Records
—————

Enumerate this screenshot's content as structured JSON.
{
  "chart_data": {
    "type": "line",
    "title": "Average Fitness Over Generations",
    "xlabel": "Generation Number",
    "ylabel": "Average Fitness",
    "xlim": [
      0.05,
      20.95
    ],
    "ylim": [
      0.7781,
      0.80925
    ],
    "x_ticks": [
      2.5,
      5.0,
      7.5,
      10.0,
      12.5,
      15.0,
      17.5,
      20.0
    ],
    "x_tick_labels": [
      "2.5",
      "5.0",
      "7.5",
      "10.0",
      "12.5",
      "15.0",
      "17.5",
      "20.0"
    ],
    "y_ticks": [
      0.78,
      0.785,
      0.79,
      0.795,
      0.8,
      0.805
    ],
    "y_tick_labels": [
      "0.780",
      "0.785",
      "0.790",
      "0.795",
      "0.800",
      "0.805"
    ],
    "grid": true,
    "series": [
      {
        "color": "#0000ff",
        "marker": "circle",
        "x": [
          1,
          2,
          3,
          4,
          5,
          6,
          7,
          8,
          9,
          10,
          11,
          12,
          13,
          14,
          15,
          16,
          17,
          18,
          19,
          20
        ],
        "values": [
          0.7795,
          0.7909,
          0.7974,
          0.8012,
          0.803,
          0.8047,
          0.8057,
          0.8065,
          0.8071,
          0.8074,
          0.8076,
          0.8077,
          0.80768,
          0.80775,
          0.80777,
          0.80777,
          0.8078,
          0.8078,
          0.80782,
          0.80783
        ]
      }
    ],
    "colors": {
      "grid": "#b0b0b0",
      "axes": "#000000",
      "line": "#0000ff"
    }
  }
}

—————

## [THE TASK]
Copy all of the material word for word.

## [TASK RESPONSE]
Enumerate this screenshot's content as structured JSON.
{
  "chart_data": {
    "type": "line",
    "title": "Average Fitness Over Generations",
    "xlabel": "Generation Number",
    "ylabel": "Average Fitness",
    "xlim": [
      0.05,
      20.95
    ],
    "ylim": [
      0.7781,
      0.80925
    ],
    "x_ticks": [
      2.5,
      5.0,
      7.5,
      10.0,
      12.5,
      15.0,
      17.5,
      20.0
    ],
    "x_tick_labels": [
      "2.5",
      "5.0",
      "7.5",
      "10.0",
      "12.5",
      "15.0",
      "17.5",
      "20.0"
    ],
    "y_ticks": [
      0.78,
      0.785,
      0.79,
      0.795,
      0.8,
      0.805
    ],
    "y_tick_labels": [
      "0.780",
      "0.785",
      "0.790",
      "0.795",
      "0.800",
      "0.805"
    ],
    "grid": true,
    "series": [
      {
        "color": "#0000ff",
        "marker": "circle",
        "x": [
          1,
          2,
          3,
          4,
          5,
          6,
          7,
          8,
          9,
          10,
          11,
          12,
          13,
          14,
          15,
          16,
          17,
          18,
          19,
          20
        ],
        "values": [
          0.7795,
          0.7909,
          0.7974,
          0.8012,
          0.803,
          0.8047,
          0.8057,
          0.8065,
          0.8071,
          0.8074,
          0.8076,
          0.8077,
          0.80768,
          0.80775,
          0.80777,
          0.80777,
          0.8078,
          0.8078,
          0.80782,
          0.80783
        ]
      }
    ],
    "colors": {
      "grid": "#b0b0b0",
      "axes": "#000000",
      "line": "#0000ff"
    }
  }
}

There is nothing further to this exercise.